[Task to carry out]: Write out, precisely and in full, each line of the material.

BEGIN Entries supplied

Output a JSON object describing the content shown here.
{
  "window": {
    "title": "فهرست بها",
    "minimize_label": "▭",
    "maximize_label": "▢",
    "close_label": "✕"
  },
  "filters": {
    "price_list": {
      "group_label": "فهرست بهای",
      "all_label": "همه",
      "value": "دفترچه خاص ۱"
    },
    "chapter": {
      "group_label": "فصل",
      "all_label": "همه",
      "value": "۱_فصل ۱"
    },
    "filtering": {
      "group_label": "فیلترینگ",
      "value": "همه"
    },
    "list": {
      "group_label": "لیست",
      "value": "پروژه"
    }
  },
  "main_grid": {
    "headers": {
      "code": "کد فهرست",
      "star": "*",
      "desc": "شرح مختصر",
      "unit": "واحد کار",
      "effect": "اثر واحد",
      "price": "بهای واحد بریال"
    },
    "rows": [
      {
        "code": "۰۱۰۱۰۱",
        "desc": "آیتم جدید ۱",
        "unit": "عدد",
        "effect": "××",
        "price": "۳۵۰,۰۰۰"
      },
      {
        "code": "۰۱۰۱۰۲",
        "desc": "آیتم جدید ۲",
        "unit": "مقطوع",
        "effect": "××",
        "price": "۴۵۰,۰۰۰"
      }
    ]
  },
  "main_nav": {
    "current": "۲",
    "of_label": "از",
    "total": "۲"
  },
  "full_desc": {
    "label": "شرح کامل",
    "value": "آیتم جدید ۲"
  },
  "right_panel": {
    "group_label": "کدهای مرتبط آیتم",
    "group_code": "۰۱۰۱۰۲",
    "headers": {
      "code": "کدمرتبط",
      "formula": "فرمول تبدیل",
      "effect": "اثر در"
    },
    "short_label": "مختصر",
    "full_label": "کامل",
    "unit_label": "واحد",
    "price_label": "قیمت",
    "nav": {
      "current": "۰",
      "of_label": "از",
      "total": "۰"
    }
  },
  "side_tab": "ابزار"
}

END Entries supplied

[Response to this task]:
Output a JSON object describing the content shown here.
{
  "window": {
    "title": "فهرست بها",
    "minimize_label": "▭",
    "maximize_label": "▢",
    "close_label": "✕"
  },
  "filters": {
    "price_list": {
      "group_label": "فهرست بهای",
      "all_label": "همه",
      "value": "دفترچه خاص ۱"
    },
    "chapter": {
      "group_label": "فصل",
      "all_label": "همه",
      "value": "۱_فصل ۱"
    },
    "filtering": {
      "group_label": "فیلترینگ",
      "value": "همه"
    },
    "list": {
      "group_label": "لیست",
      "value": "پروژه"
    }
  },
  "main_grid": {
    "headers": {
      "code": "کد فهرست",
      "star": "*",
      "desc": "شرح مختصر",
      "unit": "واحد کار",
      "effect": "اثر واحد",
      "price": "بهای واحد بریال"
    },
    "rows": [
      {
        "code": "۰۱۰۱۰۱",
        "desc": "آیتم جدید ۱",
        "unit": "عدد",
        "effect": "××",
        "price": "۳۵۰,۰۰۰"
      },
      {
        "code": "۰۱۰۱۰۲",
        "desc": "آیتم جدید ۲",
        "unit": "مقطوع",
        "effect": "××",
        "price": "۴۵۰,۰۰۰"
      }
    ]
  },
  "main_nav": {
    "current": "۲",
    "of_label": "از",
    "total": "۲"
  },
  "full_desc": {
    "label": "شرح کامل",
    "value": "آیتم جدید ۲"
  },
  "right_panel": {
    "group_label": "کدهای مرتبط آیتم",
    "group_code": "۰۱۰۱۰۲",
    "headers": {
      "code": "کدمرتبط",
      "formula": "فرمول تبدیل",
      "effect": "اثر در"
    },
    "short_label": "مختصر",
    "full_label": "کامل",
    "unit_label": "واحد",
    "price_label": "قیمت",
    "nav": {
      "current": "۰",
      "of_label": "از",
      "total": "۰"
    }
  },
  "side_tab": "ابزار"
}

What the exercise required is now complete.